▶ [Written task] Return the count of lines with the string "Taux" in them, and nothing else.
--- Start of Input ---
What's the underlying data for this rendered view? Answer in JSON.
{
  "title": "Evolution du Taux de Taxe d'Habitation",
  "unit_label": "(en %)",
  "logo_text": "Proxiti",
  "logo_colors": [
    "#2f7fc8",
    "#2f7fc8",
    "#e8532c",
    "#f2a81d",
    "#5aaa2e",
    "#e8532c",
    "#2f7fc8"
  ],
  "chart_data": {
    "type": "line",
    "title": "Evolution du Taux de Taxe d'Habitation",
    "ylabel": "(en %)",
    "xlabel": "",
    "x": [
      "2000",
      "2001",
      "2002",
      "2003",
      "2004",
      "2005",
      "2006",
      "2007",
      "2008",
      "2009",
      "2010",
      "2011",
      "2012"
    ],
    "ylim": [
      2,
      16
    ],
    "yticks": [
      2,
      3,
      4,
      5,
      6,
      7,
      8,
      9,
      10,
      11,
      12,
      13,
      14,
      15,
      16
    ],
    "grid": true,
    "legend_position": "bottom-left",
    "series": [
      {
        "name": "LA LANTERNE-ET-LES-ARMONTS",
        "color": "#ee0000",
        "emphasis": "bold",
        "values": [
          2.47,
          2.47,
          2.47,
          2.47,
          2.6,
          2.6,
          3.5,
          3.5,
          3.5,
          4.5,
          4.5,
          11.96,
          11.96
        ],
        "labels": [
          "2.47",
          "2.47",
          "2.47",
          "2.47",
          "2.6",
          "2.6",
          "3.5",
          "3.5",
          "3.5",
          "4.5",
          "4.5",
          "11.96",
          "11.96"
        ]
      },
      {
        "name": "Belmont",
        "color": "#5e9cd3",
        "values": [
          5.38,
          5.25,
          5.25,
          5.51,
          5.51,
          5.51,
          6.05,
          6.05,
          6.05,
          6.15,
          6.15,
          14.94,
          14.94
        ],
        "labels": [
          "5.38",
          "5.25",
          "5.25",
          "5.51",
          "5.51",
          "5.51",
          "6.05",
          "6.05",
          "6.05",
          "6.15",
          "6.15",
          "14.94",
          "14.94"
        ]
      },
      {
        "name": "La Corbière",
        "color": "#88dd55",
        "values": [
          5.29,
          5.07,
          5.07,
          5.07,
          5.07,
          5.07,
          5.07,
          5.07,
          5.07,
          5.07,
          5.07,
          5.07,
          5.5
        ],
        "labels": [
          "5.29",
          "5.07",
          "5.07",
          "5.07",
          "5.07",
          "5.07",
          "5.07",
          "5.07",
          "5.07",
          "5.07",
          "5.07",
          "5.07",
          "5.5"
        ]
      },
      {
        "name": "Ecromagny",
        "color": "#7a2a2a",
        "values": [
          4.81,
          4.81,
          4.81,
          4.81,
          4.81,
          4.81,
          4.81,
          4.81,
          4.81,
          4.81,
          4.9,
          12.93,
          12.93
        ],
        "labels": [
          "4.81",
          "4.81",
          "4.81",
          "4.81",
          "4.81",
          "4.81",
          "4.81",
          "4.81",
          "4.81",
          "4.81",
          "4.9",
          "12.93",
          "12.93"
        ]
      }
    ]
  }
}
--- End of Input ---
▶ [Solution for this problem] 2